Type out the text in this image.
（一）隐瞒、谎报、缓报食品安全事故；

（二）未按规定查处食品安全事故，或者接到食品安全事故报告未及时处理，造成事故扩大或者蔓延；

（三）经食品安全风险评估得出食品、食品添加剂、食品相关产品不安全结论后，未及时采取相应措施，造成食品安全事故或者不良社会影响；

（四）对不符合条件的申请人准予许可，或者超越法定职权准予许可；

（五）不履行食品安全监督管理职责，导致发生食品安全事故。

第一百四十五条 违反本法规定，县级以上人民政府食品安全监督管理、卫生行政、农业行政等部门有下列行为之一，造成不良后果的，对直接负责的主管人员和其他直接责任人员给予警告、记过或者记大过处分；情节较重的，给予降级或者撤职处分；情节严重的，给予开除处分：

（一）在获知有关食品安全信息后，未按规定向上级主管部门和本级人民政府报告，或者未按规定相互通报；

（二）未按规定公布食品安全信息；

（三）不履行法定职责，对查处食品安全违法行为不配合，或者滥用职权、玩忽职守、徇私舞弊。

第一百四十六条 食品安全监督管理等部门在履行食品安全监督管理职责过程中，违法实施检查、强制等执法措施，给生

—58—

****************************************

• What the task asks
Copy every line exactly. Leave nothing out.

• Response for this exercise
Type out the text in this image.
（一）隐瞒、谎报、缓报食品安全事故；

（二）未按规定查处食品安全事故，或者接到食品安全事故报告未及时处理，造成事故扩大或者蔓延；

（三）经食品安全风险评估得出食品、食品添加剂、食品相关产品不安全结论后，未及时采取相应措施，造成食品安全事故或者不良社会影响；

（四）对不符合条件的申请人准予许可，或者超越法定职权准予许可；

（五）不履行食品安全监督管理职责，导致发生食品安全事故。

第一百四十五条 违反本法规定，县级以上人民政府食品安全监督管理、卫生行政、农业行政等部门有下列行为之一，造成不良后果的，对直接负责的主管人员和其他直接责任人员给予警告、记过或者记大过处分；情节较重的，给予降级或者撤职处分；情节严重的，给予开除处分：

（一）在获知有关食品安全信息后，未按规定向上级主管部门和本级人民政府报告，或者未按规定相互通报；

（二）未按规定公布食品安全信息；

（三）不履行法定职责，对查处食品安全违法行为不配合，或者滥用职权、玩忽职守、徇私舞弊。

第一百四十六条 食品安全监督管理等部门在履行食品安全监督管理职责过程中，违法实施检查、强制等执法措施，给生

—58—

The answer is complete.